PROBLEM TO SOLVE ▸ Select all lines holding the word "rgba" from the entries that follow.

Data items
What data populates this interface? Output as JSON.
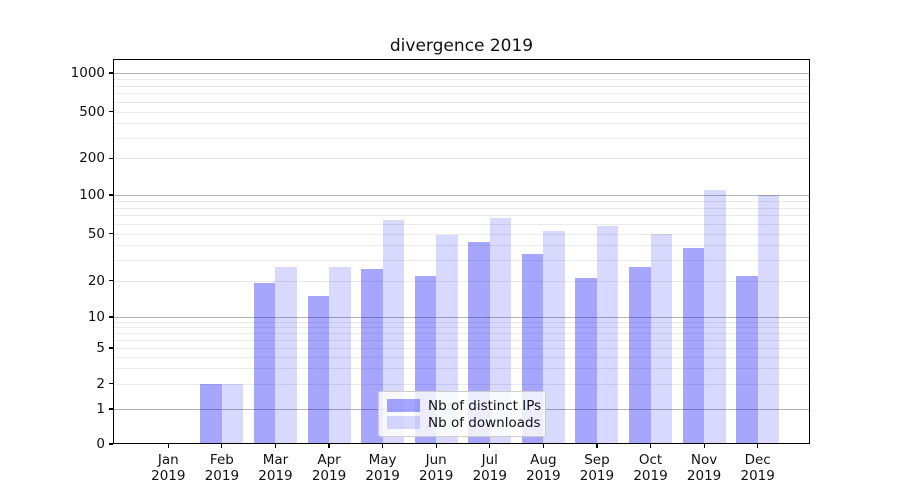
{
  "chart_data": {
    "type": "bar",
    "title": "divergence 2019",
    "x_tick_months": [
      "Jan",
      "Feb",
      "Mar",
      "Apr",
      "May",
      "Jun",
      "Jul",
      "Aug",
      "Sep",
      "Oct",
      "Nov",
      "Dec"
    ],
    "x_tick_year": "2019",
    "categories": [
      "Jan 2019",
      "Feb 2019",
      "Mar 2019",
      "Apr 2019",
      "May 2019",
      "Jun 2019",
      "Jul 2019",
      "Aug 2019",
      "Sep 2019",
      "Oct 2019",
      "Nov 2019",
      "Dec 2019"
    ],
    "series": [
      {
        "name": "Nb of distinct IPs",
        "color": "rgba(0,0,255,0.35)",
        "values": [
          0,
          2,
          19,
          15,
          25,
          22,
          43,
          34,
          21,
          26,
          38,
          22
        ]
      },
      {
        "name": "Nb of downloads",
        "color": "rgba(0,0,255,0.15)",
        "values": [
          0,
          2,
          26,
          26,
          64,
          49,
          66,
          53,
          58,
          50,
          110,
          100
        ]
      }
    ],
    "y_ticks": [
      0,
      1,
      2,
      5,
      10,
      20,
      50,
      100,
      200,
      500,
      1000
    ],
    "y_scale": "symlog",
    "ylim": [
      0,
      1300
    ],
    "grid": {
      "orientation": "horizontal",
      "major_values": [
        1,
        10,
        100,
        1000
      ],
      "major_color": "#b3b3b3",
      "minor_color": "#eaeaea"
    },
    "legend": {
      "position": "bottom-center",
      "entries": [
        "Nb of distinct IPs",
        "Nb of downloads"
      ]
    },
    "colors": {
      "bar_dark": "rgba(0,0,255,0.35)",
      "bar_light": "rgba(0,0,255,0.15)",
      "axis": "#000000",
      "background": "#ffffff"
    }
  }
}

REPLY TO THE TASK ▸
        "color": "rgba(0,0,255,0.35)",
        "color": "rgba(0,0,255,0.15)",
      "bar_dark": "rgba(0,0,255,0.35)",
      "bar_light": "rgba(0,0,255,0.15)",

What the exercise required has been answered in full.